PROBLEM DESCRIPTION →
Gather from the listing below each line that includes the word "若人体的安全电流为", and copy it.

--- START OF SUPPLIED RECORDS ---

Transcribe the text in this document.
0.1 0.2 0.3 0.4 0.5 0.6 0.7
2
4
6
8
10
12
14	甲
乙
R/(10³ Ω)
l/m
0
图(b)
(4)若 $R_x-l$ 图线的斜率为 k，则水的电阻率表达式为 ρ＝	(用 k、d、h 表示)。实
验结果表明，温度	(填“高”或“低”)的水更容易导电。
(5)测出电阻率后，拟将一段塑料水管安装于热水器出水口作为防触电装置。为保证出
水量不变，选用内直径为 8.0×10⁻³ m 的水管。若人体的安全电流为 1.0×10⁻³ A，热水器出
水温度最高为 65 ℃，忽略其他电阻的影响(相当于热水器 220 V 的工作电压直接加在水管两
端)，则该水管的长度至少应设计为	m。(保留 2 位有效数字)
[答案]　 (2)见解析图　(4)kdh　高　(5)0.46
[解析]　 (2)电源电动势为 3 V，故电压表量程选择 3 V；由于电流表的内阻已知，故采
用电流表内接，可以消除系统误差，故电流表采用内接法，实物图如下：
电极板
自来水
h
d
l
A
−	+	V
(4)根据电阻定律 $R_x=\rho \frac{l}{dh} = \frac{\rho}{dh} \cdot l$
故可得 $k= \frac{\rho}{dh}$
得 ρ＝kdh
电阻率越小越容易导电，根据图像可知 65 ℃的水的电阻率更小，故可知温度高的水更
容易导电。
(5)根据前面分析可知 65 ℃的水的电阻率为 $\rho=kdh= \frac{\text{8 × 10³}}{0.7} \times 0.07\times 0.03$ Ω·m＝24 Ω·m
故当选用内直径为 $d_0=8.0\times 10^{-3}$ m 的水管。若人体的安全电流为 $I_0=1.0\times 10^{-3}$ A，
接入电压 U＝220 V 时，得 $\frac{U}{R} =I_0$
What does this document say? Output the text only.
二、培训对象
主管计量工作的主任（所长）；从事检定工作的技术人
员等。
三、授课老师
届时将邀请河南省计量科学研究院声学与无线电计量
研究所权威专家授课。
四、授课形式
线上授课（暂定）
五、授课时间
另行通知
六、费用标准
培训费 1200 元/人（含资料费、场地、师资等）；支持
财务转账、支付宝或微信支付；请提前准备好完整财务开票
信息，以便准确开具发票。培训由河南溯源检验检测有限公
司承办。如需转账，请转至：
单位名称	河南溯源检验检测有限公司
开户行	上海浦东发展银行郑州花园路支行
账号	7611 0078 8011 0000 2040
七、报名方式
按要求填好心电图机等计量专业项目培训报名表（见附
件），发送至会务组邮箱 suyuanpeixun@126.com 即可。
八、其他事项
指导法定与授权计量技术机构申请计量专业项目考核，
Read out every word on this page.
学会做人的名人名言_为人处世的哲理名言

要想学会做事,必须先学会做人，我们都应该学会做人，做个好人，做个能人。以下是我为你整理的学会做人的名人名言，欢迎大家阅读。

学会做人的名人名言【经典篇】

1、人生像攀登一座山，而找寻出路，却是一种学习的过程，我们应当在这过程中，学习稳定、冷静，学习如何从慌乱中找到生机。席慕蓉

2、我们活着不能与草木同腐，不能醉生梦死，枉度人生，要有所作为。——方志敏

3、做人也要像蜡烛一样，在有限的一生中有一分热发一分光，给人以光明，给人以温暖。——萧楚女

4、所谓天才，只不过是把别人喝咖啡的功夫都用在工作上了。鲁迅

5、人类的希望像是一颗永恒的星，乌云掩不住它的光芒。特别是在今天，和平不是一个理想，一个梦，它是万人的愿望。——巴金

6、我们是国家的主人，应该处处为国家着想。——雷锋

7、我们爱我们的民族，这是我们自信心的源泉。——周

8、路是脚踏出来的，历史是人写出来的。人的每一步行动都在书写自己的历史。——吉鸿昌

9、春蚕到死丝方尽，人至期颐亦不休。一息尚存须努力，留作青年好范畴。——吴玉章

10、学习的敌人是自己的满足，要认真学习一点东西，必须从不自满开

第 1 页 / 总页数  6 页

--- END OF SUPPLIED RECORDS ---

EXERCISE ANSWER →
水量不变，选用内直径为 8.0×10⁻³ m 的水管。若人体的安全电流为 1.0×10⁻³ A，热水器出
故当选用内直径为 $d_0=8.0\times 10^{-3}$ m 的水管。若人体的安全电流为 $I_0=1.0\times 10^{-3}$ A，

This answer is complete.